Requirements: Below is a block of records; repeat each one exactly.

(Data extracted from a collection)
________________
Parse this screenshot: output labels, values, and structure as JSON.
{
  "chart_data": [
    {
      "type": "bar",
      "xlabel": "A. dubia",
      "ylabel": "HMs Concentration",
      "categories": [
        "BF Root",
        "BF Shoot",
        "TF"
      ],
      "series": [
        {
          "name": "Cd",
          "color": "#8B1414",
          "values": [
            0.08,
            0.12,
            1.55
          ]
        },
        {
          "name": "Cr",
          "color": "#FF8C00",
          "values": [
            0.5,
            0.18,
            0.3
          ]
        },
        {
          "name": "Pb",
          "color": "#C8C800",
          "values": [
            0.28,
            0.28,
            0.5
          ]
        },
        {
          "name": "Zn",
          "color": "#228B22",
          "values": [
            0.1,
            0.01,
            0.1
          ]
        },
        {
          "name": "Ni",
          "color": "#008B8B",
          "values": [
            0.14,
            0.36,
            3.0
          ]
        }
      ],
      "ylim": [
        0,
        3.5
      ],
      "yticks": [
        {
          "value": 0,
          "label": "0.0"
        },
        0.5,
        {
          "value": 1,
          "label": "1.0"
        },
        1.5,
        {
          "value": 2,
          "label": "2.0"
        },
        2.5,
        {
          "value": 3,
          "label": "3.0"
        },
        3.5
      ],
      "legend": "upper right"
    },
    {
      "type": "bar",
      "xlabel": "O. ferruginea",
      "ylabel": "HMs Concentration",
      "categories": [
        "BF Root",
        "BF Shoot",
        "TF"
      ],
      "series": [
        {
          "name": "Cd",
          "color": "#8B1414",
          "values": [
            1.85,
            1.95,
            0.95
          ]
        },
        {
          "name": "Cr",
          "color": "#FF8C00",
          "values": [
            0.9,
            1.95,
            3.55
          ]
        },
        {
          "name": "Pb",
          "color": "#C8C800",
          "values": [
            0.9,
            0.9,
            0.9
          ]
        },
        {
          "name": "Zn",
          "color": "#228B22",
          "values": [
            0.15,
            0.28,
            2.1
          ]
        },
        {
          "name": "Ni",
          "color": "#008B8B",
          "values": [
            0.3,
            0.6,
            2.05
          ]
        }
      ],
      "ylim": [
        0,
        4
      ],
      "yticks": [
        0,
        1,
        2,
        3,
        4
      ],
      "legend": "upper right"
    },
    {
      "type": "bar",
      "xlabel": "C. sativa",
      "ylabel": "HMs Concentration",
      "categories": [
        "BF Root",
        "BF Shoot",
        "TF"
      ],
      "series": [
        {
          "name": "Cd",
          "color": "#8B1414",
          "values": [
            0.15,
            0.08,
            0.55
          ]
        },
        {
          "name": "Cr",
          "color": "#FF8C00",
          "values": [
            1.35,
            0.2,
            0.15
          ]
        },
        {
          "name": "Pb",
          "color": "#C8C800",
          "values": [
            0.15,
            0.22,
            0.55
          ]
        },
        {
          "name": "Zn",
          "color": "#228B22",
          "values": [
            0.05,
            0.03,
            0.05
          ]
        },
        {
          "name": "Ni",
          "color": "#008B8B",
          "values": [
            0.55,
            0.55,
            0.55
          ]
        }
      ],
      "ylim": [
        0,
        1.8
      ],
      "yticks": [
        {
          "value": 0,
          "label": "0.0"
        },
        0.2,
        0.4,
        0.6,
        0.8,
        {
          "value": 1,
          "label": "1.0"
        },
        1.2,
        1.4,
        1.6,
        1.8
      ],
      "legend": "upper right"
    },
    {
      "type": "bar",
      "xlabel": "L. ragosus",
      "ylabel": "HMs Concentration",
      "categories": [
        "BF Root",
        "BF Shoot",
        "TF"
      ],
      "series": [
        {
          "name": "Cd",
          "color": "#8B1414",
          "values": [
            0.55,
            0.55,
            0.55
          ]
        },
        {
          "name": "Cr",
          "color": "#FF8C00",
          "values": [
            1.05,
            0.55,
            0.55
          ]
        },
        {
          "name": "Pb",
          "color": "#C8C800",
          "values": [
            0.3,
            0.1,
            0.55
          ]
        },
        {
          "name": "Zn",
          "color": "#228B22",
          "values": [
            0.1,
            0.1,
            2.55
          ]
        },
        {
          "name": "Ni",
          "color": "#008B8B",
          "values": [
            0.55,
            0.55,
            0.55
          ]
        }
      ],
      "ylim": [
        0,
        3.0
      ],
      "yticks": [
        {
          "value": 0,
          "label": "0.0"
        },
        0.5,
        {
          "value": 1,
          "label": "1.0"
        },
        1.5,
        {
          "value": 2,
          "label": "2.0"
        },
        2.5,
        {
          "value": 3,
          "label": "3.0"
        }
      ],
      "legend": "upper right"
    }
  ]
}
________________
Exercise output:
Parse this screenshot: output labels, values, and structure as JSON.
{
  "chart_data": [
    {
      "type": "bar",
      "xlabel": "A. dubia",
      "ylabel": "HMs Concentration",
      "categories": [
        "BF Root",
        "BF Shoot",
        "TF"
      ],
      "series": [
        {
          "name": "Cd",
          "color": "#8B1414",
          "values": [
            0.08,
            0.12,
            1.55
          ]
        },
        {
          "name": "Cr",
          "color": "#FF8C00",
          "values": [
            0.5,
            0.18,
            0.3
          ]
        },
        {
          "name": "Pb",
          "color": "#C8C800",
          "values": [
            0.28,
            0.28,
            0.5
          ]
        },
        {
          "name": "Zn",
          "color": "#228B22",
          "values": [
            0.1,
            0.01,
            0.1
          ]
        },
        {
          "name": "Ni",
          "color": "#008B8B",
          "values": [
            0.14,
            0.36,
            3.0
          ]
        }
      ],
      "ylim": [
        0,
        3.5
      ],
      "yticks": [
        {
          "value": 0,
          "label": "0.0"
        },
        0.5,
        {
          "value": 1,
          "label": "1.0"
        },
        1.5,
        {
          "value": 2,
          "label": "2.0"
        },
        2.5,
        {
          "value": 3,
          "label": "3.0"
        },
        3.5
      ],
      "legend": "upper right"
    },
    {
      "type": "bar",
      "xlabel": "O. ferruginea",
      "ylabel": "HMs Concentration",
      "categories": [
        "BF Root",
        "BF Shoot",
        "TF"
      ],
      "series": [
        {
          "name": "Cd",
          "color": "#8B1414",
          "values": [
            1.85,
            1.95,
            0.95
          ]
        },
        {
          "name": "Cr",
          "color": "#FF8C00",
          "values": [
            0.9,
            1.95,
            3.55
          ]
        },
        {
          "name": "Pb",
          "color": "#C8C800",
          "values": [
            0.9,
            0.9,
            0.9
          ]
        },
        {
          "name": "Zn",
          "color": "#228B22",
          "values": [
            0.15,
            0.28,
            2.1
          ]
        },
        {
          "name": "Ni",
          "color": "#008B8B",
          "values": [
            0.3,
            0.6,
            2.05
          ]
        }
      ],
      "ylim": [
        0,
        4
      ],
      "yticks": [
        0,
        1,
        2,
        3,
        4
      ],
      "legend": "upper right"
    },
    {
      "type": "bar",
      "xlabel": "C. sativa",
      "ylabel": "HMs Concentration",
      "categories": [
        "BF Root",
        "BF Shoot",
        "TF"
      ],
      "series": [
        {
          "name": "Cd",
          "color": "#8B1414",
          "values": [
            0.15,
            0.08,
            0.55
          ]
        },
        {
          "name": "Cr",
          "color": "#FF8C00",
          "values": [
            1.35,
            0.2,
            0.15
          ]
        },
        {
          "name": "Pb",
          "color": "#C8C800",
          "values": [
            0.15,
            0.22,
            0.55
          ]
        },
        {
          "name": "Zn",
          "color": "#228B22",
          "values": [
            0.05,
            0.03,
            0.05
          ]
        },
        {
          "name": "Ni",
          "color": "#008B8B",
          "values": [
            0.55,
            0.55,
            0.55
          ]
        }
      ],
      "ylim": [
        0,
        1.8
      ],
      "yticks": [
        {
          "value": 0,
          "label": "0.0"
        },
        0.2,
        0.4,
        0.6,
        0.8,
        {
          "value": 1,
          "label": "1.0"
        },
        1.2,
        1.4,
        1.6,
        1.8
      ],
      "legend": "upper right"
    },
    {
      "type": "bar",
      "xlabel": "L. ragosus",
      "ylabel": "HMs Concentration",
      "categories": [
        "BF Root",
        "BF Shoot",
        "TF"
      ],
      "series": [
        {
          "name": "Cd",
          "color": "#8B1414",
          "values": [
            0.55,
            0.55,
            0.55
          ]
        },
        {
          "name": "Cr",
          "color": "#FF8C00",
          "values": [
            1.05,
            0.55,
            0.55
          ]
        },
        {
          "name": "Pb",
          "color": "#C8C800",
          "values": [
            0.3,
            0.1,
            0.55
          ]
        },
        {
          "name": "Zn",
          "color": "#228B22",
          "values": [
            0.1,
            0.1,
            2.55
          ]
        },
        {
          "name": "Ni",
          "color": "#008B8B",
          "values": [
            0.55,
            0.55,
            0.55
          ]
        }
      ],
      "ylim": [
        0,
        3.0
      ],
      "yticks": [
        {
          "value": 0,
          "label": "0.0"
        },
        0.5,
        {
          "value": 1,
          "label": "1.0"
        },
        1.5,
        {
          "value": 2,
          "label": "2.0"
        },
        2.5,
        {
          "value": 3,
          "label": "3.0"
        }
      ],
      "legend": "upper right"
    }
  ]
}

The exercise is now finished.